**Do this:** Set down the full listing exactly as given. Any pictures are to be left out.

=====

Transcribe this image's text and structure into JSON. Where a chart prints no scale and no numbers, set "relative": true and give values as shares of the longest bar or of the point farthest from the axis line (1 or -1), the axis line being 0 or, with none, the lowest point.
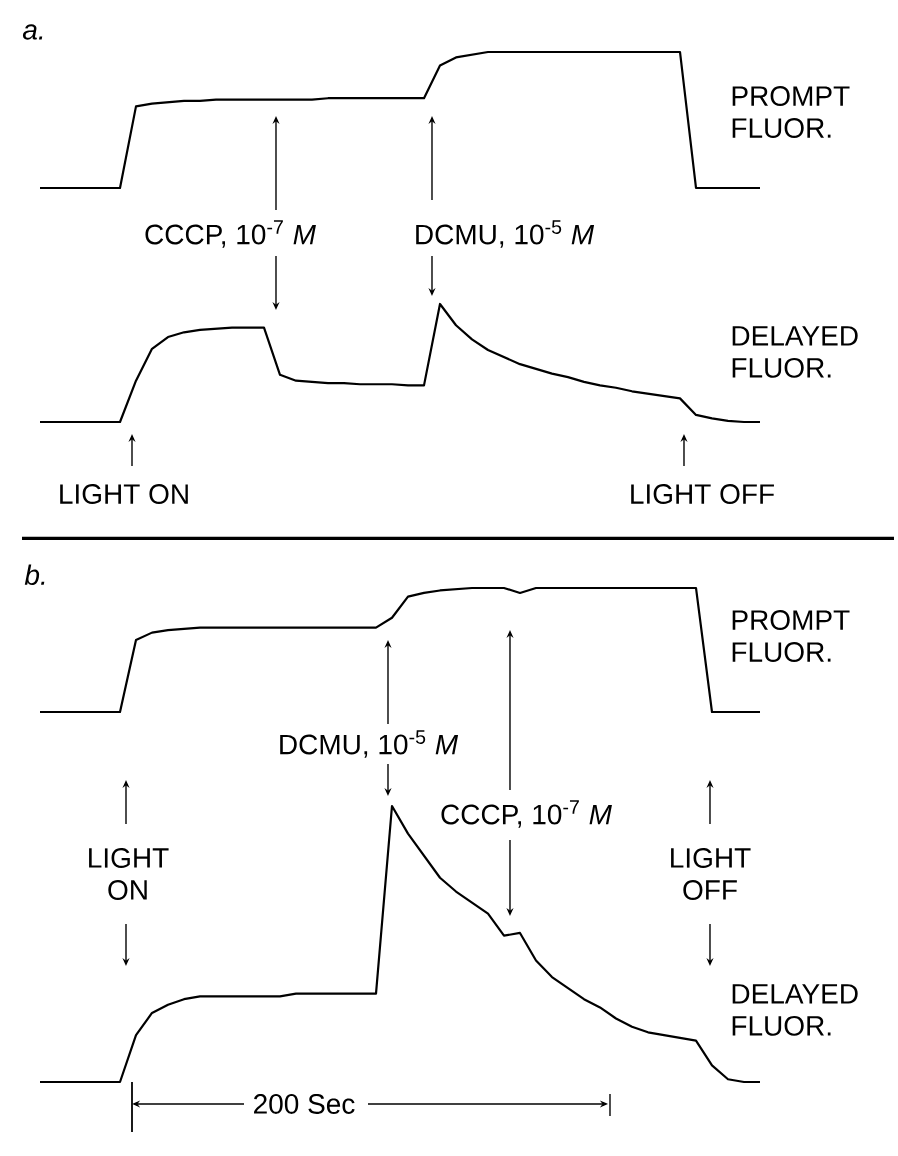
{
  "chart_data": [
    {
      "type": "line",
      "relative": true,
      "categories": [
        null,
        null,
        null,
        null,
        null,
        null,
        null,
        null,
        null,
        null,
        null,
        null,
        null,
        null,
        null,
        null,
        null,
        null,
        null,
        null,
        null,
        null,
        null,
        null,
        null,
        null,
        null,
        null,
        null,
        null,
        null,
        null,
        null,
        null,
        null,
        null,
        null,
        null,
        null,
        null,
        null,
        null,
        null,
        null,
        null,
        null
      ],
      "annotations": [
        "a.",
        "CCCP, 10$^{-7}$ *M*",
        "DCMU, 10$^{-5}$ *M*"
      ],
      "series": [
        {
          "name": "PROMPT FLUOR.",
          "color": "#000000",
          "values": [
            0,
            0,
            0,
            0,
            0,
            0,
            0.6,
            0.62,
            0.63,
            0.64,
            0.64,
            0.65,
            0.65,
            0.65,
            0.65,
            0.65,
            0.65,
            0.65,
            0.66,
            0.66,
            0.66,
            0.66,
            0.66,
            0.66,
            0.66,
            0.9,
            0.96,
            0.98,
            1,
            1,
            1,
            1,
            1,
            1,
            1,
            1,
            1,
            1,
            1,
            1,
            1,
            0,
            0,
            0,
            0,
            0
          ]
        }
      ]
    },
    {
      "type": "line",
      "relative": true,
      "categories": [
        null,
        null,
        null,
        null,
        null,
        null,
        null,
        null,
        null,
        null,
        null,
        null,
        null,
        null,
        null,
        null,
        null,
        null,
        null,
        null,
        null,
        null,
        null,
        null,
        null,
        null,
        null,
        null,
        null,
        null,
        null,
        null,
        null,
        null,
        null,
        null,
        null,
        null,
        null,
        null,
        null,
        null,
        null,
        null,
        null,
        null
      ],
      "series": [
        {
          "name": "DELAYED FLUOR.",
          "color": "#000000",
          "values": [
            0,
            0,
            0,
            0,
            0,
            0,
            0.35,
            0.62,
            0.72,
            0.76,
            0.78,
            0.79,
            0.8,
            0.8,
            0.8,
            0.4,
            0.35,
            0.34,
            0.33,
            0.33,
            0.32,
            0.32,
            0.32,
            0.31,
            0.31,
            1,
            0.82,
            0.7,
            0.61,
            0.55,
            0.49,
            0.45,
            0.41,
            0.38,
            0.34,
            0.31,
            0.29,
            0.26,
            0.24,
            0.22,
            0.2,
            0.06,
            0.03,
            0.01,
            0,
            0
          ]
        }
      ],
      "annotations": [
        "LIGHT ON",
        "LIGHT OFF"
      ]
    },
    {
      "type": "line",
      "title": "b.",
      "relative": true,
      "categories": [
        null,
        null,
        null,
        null,
        null,
        null,
        null,
        null,
        null,
        null,
        null,
        null,
        null,
        null,
        null,
        null,
        null,
        null,
        null,
        null,
        null,
        null,
        null,
        null,
        null,
        null,
        null,
        null,
        null,
        null,
        null,
        null,
        null,
        null,
        null,
        null,
        null,
        null,
        null,
        null,
        null,
        null,
        null,
        null,
        null,
        null
      ],
      "series": [
        {
          "name": "PROMPT FLUOR.",
          "color": "#000000",
          "values": [
            0,
            0,
            0,
            0,
            0,
            0,
            0.58,
            0.64,
            0.66,
            0.67,
            0.68,
            0.68,
            0.68,
            0.68,
            0.68,
            0.68,
            0.68,
            0.68,
            0.68,
            0.68,
            0.68,
            0.68,
            0.76,
            0.93,
            0.96,
            0.98,
            0.99,
            1,
            1,
            1,
            0.96,
            1,
            1,
            1,
            1,
            1,
            1,
            1,
            1,
            1,
            1,
            1,
            0,
            0,
            0,
            0
          ]
        }
      ]
    },
    {
      "type": "line",
      "relative": true,
      "categories": [
        null,
        null,
        null,
        null,
        null,
        null,
        null,
        null,
        null,
        null,
        null,
        null,
        null,
        null,
        null,
        null,
        null,
        null,
        null,
        null,
        null,
        null,
        null,
        null,
        null,
        null,
        null,
        null,
        null,
        null,
        null,
        null,
        null,
        null,
        null,
        null,
        null,
        null,
        null,
        null,
        null,
        null,
        null,
        null,
        null,
        null
      ],
      "series": [
        {
          "name": "DELAYED FLUOR.",
          "color": "#000000",
          "values": [
            0,
            0,
            0,
            0,
            0,
            0,
            0.17,
            0.25,
            0.28,
            0.3,
            0.31,
            0.31,
            0.31,
            0.31,
            0.31,
            0.31,
            0.32,
            0.32,
            0.32,
            0.32,
            0.32,
            0.32,
            1,
            0.9,
            0.82,
            0.74,
            0.69,
            0.65,
            0.61,
            0.53,
            0.54,
            0.44,
            0.38,
            0.34,
            0.3,
            0.27,
            0.23,
            0.2,
            0.18,
            0.17,
            0.16,
            0.15,
            0.06,
            0.01,
            0,
            0
          ]
        }
      ],
      "annotations": [
        "DCMU, 10$^{-5}$ *M*",
        "CCCP, 10$^{-7}$ *M*",
        "LIGHT ON",
        "LIGHT OFF",
        "200 Sec"
      ]
    }
  ]
}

=====

**Task response:**
Transcribe this image's text and structure into JSON. Where a chart prints no scale and no numbers, set "relative": true and give values as shares of the longest bar or of the point farthest from the axis line (1 or -1), the axis line being 0 or, with none, the lowest point.
{
  "chart_data": [
    {
      "type": "line",
      "relative": true,
      "categories": [
        null,
        null,
        null,
        null,
        null,
        null,
        null,
        null,
        null,
        null,
        null,
        null,
        null,
        null,
        null,
        null,
        null,
        null,
        null,
        null,
        null,
        null,
        null,
        null,
        null,
        null,
        null,
        null,
        null,
        null,
        null,
        null,
        null,
        null,
        null,
        null,
        null,
        null,
        null,
        null,
        null,
        null,
        null,
        null,
        null,
        null
      ],
      "annotations": [
        "a.",
        "CCCP, 10$^{-7}$ *M*",
        "DCMU, 10$^{-5}$ *M*"
      ],
      "series": [
        {
          "name": "PROMPT FLUOR.",
          "color": "#000000",
          "values": [
            0,
            0,
            0,
            0,
            0,
            0,
            0.6,
            0.62,
            0.63,
            0.64,
            0.64,
            0.65,
            0.65,
            0.65,
            0.65,
            0.65,
            0.65,
            0.65,
            0.66,
            0.66,
            0.66,
            0.66,
            0.66,
            0.66,
            0.66,
            0.9,
            0.96,
            0.98,
            1,
            1,
            1,
            1,
            1,
            1,
            1,
            1,
            1,
            1,
            1,
            1,
            1,
            0,
            0,
            0,
            0,
            0
          ]
        }
      ]
    },
    {
      "type": "line",
      "relative": true,
      "categories": [
        null,
        null,
        null,
        null,
        null,
        null,
        null,
        null,
        null,
        null,
        null,
        null,
        null,
        null,
        null,
        null,
        null,
        null,
        null,
        null,
        null,
        null,
        null,
        null,
        null,
        null,
        null,
        null,
        null,
        null,
        null,
        null,
        null,
        null,
        null,
        null,
        null,
        null,
        null,
        null,
        null,
        null,
        null,
        null,
        null,
        null
      ],
      "series": [
        {
          "name": "DELAYED FLUOR.",
          "color": "#000000",
          "values": [
            0,
            0,
            0,
            0,
            0,
            0,
            0.35,
            0.62,
            0.72,
            0.76,
            0.78,
            0.79,
            0.8,
            0.8,
            0.8,
            0.4,
            0.35,
            0.34,
            0.33,
            0.33,
            0.32,
            0.32,
            0.32,
            0.31,
            0.31,
            1,
            0.82,
            0.7,
            0.61,
            0.55,
            0.49,
            0.45,
            0.41,
            0.38,
            0.34,
            0.31,
            0.29,
            0.26,
            0.24,
            0.22,
            0.2,
            0.06,
            0.03,
            0.01,
            0,
            0
          ]
        }
      ],
      "annotations": [
        "LIGHT ON",
        "LIGHT OFF"
      ]
    },
    {
      "type": "line",
      "title": "b.",
      "relative": true,
      "categories": [
        null,
        null,
        null,
        null,
        null,
        null,
        null,
        null,
        null,
        null,
        null,
        null,
        null,
        null,
        null,
        null,
        null,
        null,
        null,
        null,
        null,
        null,
        null,
        null,
        null,
        null,
        null,
        null,
        null,
        null,
        null,
        null,
        null,
        null,
        null,
        null,
        null,
        null,
        null,
        null,
        null,
        null,
        null,
        null,
        null,
        null
      ],
      "series": [
        {
          "name": "PROMPT FLUOR.",
          "color": "#000000",
          "values": [
            0,
            0,
            0,
            0,
            0,
            0,
            0.58,
            0.64,
            0.66,
            0.67,
            0.68,
            0.68,
            0.68,
            0.68,
            0.68,
            0.68,
            0.68,
            0.68,
            0.68,
            0.68,
            0.68,
            0.68,
            0.76,
            0.93,
            0.96,
            0.98,
            0.99,
            1,
            1,
            1,
            0.96,
            1,
            1,
            1,
            1,
            1,
            1,
            1,
            1,
            1,
            1,
            1,
            0,
            0,
            0,
            0
          ]
        }
      ]
    },
    {
      "type": "line",
      "relative": true,
      "categories": [
        null,
        null,
        null,
        null,
        null,
        null,
        null,
        null,
        null,
        null,
        null,
        null,
        null,
        null,
        null,
        null,
        null,
        null,
        null,
        null,
        null,
        null,
        null,
        null,
        null,
        null,
        null,
        null,
        null,
        null,
        null,
        null,
        null,
        null,
        null,
        null,
        null,
        null,
        null,
        null,
        null,
        null,
        null,
        null,
        null,
        null
      ],
      "series": [
        {
          "name": "DELAYED FLUOR.",
          "color": "#000000",
          "values": [
            0,
            0,
            0,
            0,
            0,
            0,
            0.17,
            0.25,
            0.28,
            0.3,
            0.31,
            0.31,
            0.31,
            0.31,
            0.31,
            0.31,
            0.32,
            0.32,
            0.32,
            0.32,
            0.32,
            0.32,
            1,
            0.9,
            0.82,
            0.74,
            0.69,
            0.65,
            0.61,
            0.53,
            0.54,
            0.44,
            0.38,
            0.34,
            0.3,
            0.27,
            0.23,
            0.2,
            0.18,
            0.17,
            0.16,
            0.15,
            0.06,
            0.01,
            0,
            0
          ]
        }
      ],
      "annotations": [
        "DCMU, 10$^{-5}$ *M*",
        "CCCP, 10$^{-7}$ *M*",
        "LIGHT ON",
        "LIGHT OFF",
        "200 Sec"
      ]
    }
  ]
}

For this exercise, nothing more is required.